**GIVEN INSTRUCTION:** Extract the lines that hold the string "jeżeli".

**Collection entries:**

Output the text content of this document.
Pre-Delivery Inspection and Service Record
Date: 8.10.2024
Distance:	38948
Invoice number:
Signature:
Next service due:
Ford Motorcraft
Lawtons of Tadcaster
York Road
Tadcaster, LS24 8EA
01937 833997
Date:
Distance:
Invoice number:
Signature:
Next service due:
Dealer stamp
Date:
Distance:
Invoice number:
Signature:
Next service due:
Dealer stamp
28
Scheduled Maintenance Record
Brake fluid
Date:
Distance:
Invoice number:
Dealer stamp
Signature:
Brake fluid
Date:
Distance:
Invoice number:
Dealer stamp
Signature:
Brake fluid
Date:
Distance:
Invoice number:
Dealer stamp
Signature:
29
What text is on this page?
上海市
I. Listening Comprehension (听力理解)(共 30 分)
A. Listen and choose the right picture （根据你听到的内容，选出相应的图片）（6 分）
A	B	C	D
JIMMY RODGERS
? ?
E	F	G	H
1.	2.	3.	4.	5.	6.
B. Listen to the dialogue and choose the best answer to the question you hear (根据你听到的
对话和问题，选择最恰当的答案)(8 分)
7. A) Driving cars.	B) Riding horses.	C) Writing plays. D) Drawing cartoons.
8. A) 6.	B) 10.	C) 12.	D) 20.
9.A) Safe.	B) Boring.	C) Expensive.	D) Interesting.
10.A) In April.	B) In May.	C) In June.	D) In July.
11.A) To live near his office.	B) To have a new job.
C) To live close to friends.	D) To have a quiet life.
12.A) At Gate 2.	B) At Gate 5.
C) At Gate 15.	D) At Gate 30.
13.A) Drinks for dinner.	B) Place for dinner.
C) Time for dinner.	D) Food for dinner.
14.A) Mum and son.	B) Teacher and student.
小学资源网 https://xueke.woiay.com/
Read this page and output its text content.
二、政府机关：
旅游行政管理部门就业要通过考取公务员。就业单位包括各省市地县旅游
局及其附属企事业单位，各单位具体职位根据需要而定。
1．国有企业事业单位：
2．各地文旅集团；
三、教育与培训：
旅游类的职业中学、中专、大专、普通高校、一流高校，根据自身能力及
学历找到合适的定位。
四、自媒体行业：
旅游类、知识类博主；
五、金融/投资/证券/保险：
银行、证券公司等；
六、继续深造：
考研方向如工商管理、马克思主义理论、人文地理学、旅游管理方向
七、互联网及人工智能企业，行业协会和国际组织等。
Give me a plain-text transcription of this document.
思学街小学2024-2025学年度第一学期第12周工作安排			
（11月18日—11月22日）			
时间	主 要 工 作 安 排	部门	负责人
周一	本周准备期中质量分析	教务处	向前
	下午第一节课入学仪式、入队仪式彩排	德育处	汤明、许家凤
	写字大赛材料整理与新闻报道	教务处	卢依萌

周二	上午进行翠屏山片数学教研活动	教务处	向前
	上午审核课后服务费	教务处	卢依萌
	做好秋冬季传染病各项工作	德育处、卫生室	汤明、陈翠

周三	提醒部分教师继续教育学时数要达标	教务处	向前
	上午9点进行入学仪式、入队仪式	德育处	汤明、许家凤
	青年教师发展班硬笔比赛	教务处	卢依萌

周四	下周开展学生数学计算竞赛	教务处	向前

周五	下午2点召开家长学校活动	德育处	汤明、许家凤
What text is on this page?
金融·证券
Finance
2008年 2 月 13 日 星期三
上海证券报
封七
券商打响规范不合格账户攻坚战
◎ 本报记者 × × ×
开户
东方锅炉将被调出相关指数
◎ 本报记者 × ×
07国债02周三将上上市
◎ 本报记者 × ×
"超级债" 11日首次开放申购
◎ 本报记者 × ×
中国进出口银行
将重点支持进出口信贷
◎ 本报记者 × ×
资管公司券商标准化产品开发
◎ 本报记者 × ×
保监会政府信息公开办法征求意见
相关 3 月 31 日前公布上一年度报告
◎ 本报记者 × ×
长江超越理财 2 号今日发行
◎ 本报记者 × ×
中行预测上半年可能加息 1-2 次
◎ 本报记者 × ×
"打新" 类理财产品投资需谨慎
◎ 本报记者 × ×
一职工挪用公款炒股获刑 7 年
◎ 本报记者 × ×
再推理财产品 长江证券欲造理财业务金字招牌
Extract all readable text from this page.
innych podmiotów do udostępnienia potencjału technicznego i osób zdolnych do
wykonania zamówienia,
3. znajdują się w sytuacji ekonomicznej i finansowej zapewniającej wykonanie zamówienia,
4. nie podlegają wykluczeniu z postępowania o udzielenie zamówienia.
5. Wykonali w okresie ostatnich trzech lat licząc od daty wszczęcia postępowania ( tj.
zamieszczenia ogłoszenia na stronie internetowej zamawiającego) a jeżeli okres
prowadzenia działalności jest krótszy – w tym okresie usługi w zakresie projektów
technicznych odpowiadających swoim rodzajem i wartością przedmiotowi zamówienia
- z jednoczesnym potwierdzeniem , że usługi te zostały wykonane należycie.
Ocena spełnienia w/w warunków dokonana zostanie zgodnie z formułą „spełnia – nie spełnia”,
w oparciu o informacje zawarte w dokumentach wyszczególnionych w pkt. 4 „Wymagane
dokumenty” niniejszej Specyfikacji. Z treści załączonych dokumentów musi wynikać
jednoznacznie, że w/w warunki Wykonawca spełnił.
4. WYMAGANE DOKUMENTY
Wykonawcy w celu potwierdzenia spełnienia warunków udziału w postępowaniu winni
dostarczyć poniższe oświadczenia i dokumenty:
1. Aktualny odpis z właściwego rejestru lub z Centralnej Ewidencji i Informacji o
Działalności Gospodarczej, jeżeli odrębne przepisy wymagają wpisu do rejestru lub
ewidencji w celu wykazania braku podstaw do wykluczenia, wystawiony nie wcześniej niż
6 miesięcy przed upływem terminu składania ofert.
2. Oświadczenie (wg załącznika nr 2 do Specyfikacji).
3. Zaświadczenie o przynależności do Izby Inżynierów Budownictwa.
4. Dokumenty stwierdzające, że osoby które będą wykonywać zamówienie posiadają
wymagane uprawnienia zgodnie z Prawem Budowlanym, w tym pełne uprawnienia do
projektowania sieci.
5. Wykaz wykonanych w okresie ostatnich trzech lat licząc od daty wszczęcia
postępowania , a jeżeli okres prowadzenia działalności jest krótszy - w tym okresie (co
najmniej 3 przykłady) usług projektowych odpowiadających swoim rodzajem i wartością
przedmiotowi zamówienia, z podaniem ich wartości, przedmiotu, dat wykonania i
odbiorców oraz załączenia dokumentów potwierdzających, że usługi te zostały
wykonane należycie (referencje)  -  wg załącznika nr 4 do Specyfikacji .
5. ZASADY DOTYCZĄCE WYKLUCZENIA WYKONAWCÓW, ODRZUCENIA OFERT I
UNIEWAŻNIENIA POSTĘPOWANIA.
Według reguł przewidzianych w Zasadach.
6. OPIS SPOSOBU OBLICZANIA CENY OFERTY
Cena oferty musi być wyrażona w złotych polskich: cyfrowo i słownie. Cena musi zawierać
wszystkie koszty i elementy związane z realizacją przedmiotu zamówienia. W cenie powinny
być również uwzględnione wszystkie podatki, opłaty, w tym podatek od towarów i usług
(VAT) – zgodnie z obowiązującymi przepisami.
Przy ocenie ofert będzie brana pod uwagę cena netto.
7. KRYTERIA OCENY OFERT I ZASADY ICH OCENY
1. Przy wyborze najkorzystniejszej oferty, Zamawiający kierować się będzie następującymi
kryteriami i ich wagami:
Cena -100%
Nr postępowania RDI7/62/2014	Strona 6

**PROBLEM SOLUTION:**
zamieszczenia ogłoszenia na stronie internetowej zamawiającego) a jeżeli okres
Działalności Gospodarczej, jeżeli odrębne przepisy wymagają wpisu do rejestru lub
postępowania , a jeżeli okres prowadzenia działalności jest krótszy - w tym okresie (co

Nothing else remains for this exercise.